**Stated goal:** Which lines hold the word "Tension"? Show each of them.

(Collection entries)
• • •

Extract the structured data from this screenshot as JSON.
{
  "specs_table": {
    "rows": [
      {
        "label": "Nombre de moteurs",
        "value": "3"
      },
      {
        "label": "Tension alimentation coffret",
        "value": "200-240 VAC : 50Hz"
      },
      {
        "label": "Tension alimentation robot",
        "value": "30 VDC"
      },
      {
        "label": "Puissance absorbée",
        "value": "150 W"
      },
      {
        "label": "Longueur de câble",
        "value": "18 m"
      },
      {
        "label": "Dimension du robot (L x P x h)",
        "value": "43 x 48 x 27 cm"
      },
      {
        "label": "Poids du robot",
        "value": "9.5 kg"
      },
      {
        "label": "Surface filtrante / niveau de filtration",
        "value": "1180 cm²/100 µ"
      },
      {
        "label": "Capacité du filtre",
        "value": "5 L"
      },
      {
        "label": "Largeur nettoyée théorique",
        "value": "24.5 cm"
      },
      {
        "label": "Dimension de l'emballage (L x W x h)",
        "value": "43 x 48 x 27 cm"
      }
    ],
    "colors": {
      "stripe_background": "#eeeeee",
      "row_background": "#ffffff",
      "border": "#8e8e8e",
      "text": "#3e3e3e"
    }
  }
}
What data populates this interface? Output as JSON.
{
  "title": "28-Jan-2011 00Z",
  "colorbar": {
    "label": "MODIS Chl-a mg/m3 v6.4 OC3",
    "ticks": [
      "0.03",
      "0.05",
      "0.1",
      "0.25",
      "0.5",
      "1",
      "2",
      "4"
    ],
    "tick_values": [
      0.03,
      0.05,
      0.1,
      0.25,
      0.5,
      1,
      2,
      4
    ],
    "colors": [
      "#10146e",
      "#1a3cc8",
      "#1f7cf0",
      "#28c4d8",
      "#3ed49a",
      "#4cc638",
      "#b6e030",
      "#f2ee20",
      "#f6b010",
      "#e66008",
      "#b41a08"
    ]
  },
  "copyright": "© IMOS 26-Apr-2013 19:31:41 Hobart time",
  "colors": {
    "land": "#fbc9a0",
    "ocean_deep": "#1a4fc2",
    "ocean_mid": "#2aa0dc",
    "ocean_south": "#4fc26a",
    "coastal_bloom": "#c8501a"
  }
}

• • •

**Answer below:**
        "label": "Tension alimentation coffret",
        "label": "Tension alimentation robot",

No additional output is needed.